Set task: Extract each line containing the string "Medical".

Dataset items
((

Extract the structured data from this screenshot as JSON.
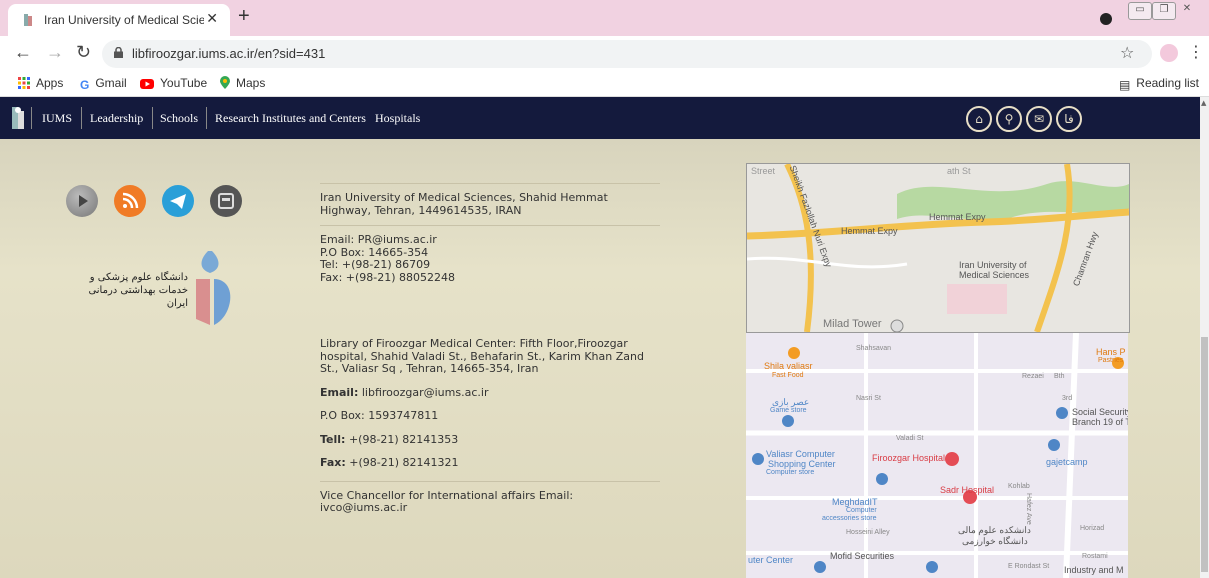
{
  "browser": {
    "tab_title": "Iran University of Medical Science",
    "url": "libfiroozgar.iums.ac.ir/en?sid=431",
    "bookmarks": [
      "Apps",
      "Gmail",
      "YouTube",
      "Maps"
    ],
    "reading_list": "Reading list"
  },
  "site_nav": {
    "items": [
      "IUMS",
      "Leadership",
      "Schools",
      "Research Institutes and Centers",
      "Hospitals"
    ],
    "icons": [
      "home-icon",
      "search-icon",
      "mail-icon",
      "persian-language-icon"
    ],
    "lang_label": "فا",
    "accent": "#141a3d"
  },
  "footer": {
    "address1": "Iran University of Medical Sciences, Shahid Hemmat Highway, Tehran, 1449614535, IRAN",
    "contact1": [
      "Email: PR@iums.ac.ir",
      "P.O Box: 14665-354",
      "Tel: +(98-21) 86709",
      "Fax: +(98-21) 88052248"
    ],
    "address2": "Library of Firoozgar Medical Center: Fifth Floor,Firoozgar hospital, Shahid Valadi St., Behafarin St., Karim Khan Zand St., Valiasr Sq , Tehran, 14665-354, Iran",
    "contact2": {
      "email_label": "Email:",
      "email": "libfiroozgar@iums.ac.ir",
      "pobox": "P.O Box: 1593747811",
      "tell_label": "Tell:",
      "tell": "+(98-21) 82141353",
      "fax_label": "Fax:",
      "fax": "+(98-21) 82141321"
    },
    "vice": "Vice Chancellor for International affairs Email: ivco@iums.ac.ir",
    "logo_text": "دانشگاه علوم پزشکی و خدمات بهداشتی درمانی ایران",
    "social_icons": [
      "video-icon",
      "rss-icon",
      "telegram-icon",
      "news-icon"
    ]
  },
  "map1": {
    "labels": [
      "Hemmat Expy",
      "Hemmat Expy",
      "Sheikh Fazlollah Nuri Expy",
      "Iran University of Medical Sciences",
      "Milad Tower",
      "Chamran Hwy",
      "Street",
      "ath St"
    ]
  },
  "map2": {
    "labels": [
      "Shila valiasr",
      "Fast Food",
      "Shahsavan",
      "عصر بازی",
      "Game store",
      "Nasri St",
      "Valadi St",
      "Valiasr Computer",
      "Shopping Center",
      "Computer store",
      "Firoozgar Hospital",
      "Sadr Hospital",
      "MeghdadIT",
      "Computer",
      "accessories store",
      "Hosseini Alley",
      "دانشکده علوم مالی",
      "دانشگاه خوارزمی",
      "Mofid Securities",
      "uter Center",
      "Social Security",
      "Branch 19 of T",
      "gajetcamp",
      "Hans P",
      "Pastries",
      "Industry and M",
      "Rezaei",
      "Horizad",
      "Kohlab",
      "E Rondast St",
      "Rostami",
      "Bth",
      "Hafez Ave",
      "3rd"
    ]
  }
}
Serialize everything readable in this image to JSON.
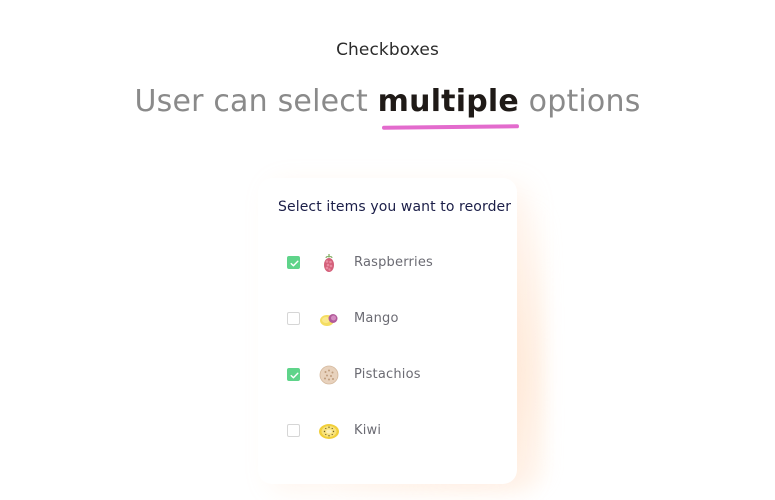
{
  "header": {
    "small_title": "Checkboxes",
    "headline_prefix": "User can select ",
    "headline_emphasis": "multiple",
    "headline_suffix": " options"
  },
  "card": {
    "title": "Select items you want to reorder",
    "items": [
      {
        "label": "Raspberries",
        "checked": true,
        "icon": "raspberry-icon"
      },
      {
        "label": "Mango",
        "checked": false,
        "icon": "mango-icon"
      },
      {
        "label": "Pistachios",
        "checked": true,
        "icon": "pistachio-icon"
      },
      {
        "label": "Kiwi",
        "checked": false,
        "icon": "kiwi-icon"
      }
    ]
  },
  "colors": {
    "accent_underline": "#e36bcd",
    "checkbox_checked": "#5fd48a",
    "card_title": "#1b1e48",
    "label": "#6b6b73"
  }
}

))

Full response:
    "tab_title": "Iran University of Medical Science",
    "address1": "Iran University of Medical Sciences, Shahid Hemmat Highway, Tehran, 1449614535, IRAN",
    "address2": "Library of Firoozgar Medical Center: Fifth Floor,Firoozgar hospital, Shahid Valadi St., Behafarin St., Karim Khan Zand St., Valiasr Sq , Tehran, 14665-354, Iran",
      "Iran University of Medical Sciences",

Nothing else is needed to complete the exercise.